Copy the records below exactly as they are written.
--- begin ---
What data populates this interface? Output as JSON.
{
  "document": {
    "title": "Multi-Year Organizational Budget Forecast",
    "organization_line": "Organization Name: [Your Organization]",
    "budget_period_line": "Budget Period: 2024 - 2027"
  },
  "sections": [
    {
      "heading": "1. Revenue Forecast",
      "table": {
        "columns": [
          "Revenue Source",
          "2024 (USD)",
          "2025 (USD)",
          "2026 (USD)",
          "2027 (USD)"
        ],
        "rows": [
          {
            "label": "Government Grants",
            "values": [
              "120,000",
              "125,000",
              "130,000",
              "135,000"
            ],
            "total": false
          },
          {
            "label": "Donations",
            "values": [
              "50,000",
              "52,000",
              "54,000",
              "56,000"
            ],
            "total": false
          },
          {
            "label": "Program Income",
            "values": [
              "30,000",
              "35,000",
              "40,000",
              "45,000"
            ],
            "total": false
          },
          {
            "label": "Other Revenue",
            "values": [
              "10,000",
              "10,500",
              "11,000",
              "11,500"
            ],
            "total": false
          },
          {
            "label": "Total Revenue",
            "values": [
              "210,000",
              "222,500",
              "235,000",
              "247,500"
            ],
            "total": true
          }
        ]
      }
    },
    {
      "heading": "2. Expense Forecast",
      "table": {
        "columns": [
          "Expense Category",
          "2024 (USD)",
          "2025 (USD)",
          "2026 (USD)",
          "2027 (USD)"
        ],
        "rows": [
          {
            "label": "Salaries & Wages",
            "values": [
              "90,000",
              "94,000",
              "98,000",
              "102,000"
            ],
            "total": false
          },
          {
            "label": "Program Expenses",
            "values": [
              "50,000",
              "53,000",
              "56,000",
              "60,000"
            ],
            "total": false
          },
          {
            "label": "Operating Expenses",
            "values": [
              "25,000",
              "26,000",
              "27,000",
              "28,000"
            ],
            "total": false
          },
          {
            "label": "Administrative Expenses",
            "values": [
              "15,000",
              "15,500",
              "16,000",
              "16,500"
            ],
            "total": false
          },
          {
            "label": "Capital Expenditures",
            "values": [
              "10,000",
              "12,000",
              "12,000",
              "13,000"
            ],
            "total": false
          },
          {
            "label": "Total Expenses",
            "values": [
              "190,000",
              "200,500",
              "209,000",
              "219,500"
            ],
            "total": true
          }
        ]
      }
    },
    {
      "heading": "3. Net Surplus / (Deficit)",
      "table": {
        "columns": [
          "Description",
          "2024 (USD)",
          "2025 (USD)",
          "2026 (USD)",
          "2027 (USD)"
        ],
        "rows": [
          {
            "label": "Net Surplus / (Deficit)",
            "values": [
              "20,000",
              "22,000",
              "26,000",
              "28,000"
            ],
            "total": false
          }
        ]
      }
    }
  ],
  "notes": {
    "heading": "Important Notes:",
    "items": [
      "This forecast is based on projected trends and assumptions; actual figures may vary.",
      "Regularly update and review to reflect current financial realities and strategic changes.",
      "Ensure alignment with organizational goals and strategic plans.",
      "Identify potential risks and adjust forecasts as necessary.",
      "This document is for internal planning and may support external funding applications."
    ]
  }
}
--- end ---
> [Task answer]:
What data populates this interface? Output as JSON.
{
  "document": {
    "title": "Multi-Year Organizational Budget Forecast",
    "organization_line": "Organization Name: [Your Organization]",
    "budget_period_line": "Budget Period: 2024 - 2027"
  },
  "sections": [
    {
      "heading": "1. Revenue Forecast",
      "table": {
        "columns": [
          "Revenue Source",
          "2024 (USD)",
          "2025 (USD)",
          "2026 (USD)",
          "2027 (USD)"
        ],
        "rows": [
          {
            "label": "Government Grants",
            "values": [
              "120,000",
              "125,000",
              "130,000",
              "135,000"
            ],
            "total": false
          },
          {
            "label": "Donations",
            "values": [
              "50,000",
              "52,000",
              "54,000",
              "56,000"
            ],
            "total": false
          },
          {
            "label": "Program Income",
            "values": [
              "30,000",
              "35,000",
              "40,000",
              "45,000"
            ],
            "total": false
          },
          {
            "label": "Other Revenue",
            "values": [
              "10,000",
              "10,500",
              "11,000",
              "11,500"
            ],
            "total": false
          },
          {
            "label": "Total Revenue",
            "values": [
              "210,000",
              "222,500",
              "235,000",
              "247,500"
            ],
            "total": true
          }
        ]
      }
    },
    {
      "heading": "2. Expense Forecast",
      "table": {
        "columns": [
          "Expense Category",
          "2024 (USD)",
          "2025 (USD)",
          "2026 (USD)",
          "2027 (USD)"
        ],
        "rows": [
          {
            "label": "Salaries & Wages",
            "values": [
              "90,000",
              "94,000",
              "98,000",
              "102,000"
            ],
            "total": false
          },
          {
            "label": "Program Expenses",
            "values": [
              "50,000",
              "53,000",
              "56,000",
              "60,000"
            ],
            "total": false
          },
          {
            "label": "Operating Expenses",
            "values": [
              "25,000",
              "26,000",
              "27,000",
              "28,000"
            ],
            "total": false
          },
          {
            "label": "Administrative Expenses",
            "values": [
              "15,000",
              "15,500",
              "16,000",
              "16,500"
            ],
            "total": false
          },
          {
            "label": "Capital Expenditures",
            "values": [
              "10,000",
              "12,000",
              "12,000",
              "13,000"
            ],
            "total": false
          },
          {
            "label": "Total Expenses",
            "values": [
              "190,000",
              "200,500",
              "209,000",
              "219,500"
            ],
            "total": true
          }
        ]
      }
    },
    {
      "heading": "3. Net Surplus / (Deficit)",
      "table": {
        "columns": [
          "Description",
          "2024 (USD)",
          "2025 (USD)",
          "2026 (USD)",
          "2027 (USD)"
        ],
        "rows": [
          {
            "label": "Net Surplus / (Deficit)",
            "values": [
              "20,000",
              "22,000",
              "26,000",
              "28,000"
            ],
            "total": false
          }
        ]
      }
    }
  ],
  "notes": {
    "heading": "Important Notes:",
    "items": [
      "This forecast is based on projected trends and assumptions; actual figures may vary.",
      "Regularly update and review to reflect current financial realities and strategic changes.",
      "Ensure alignment with organizational goals and strategic plans.",
      "Identify potential risks and adjust forecasts as necessary.",
      "This document is for internal planning and may support external funding applications."
    ]
  }
}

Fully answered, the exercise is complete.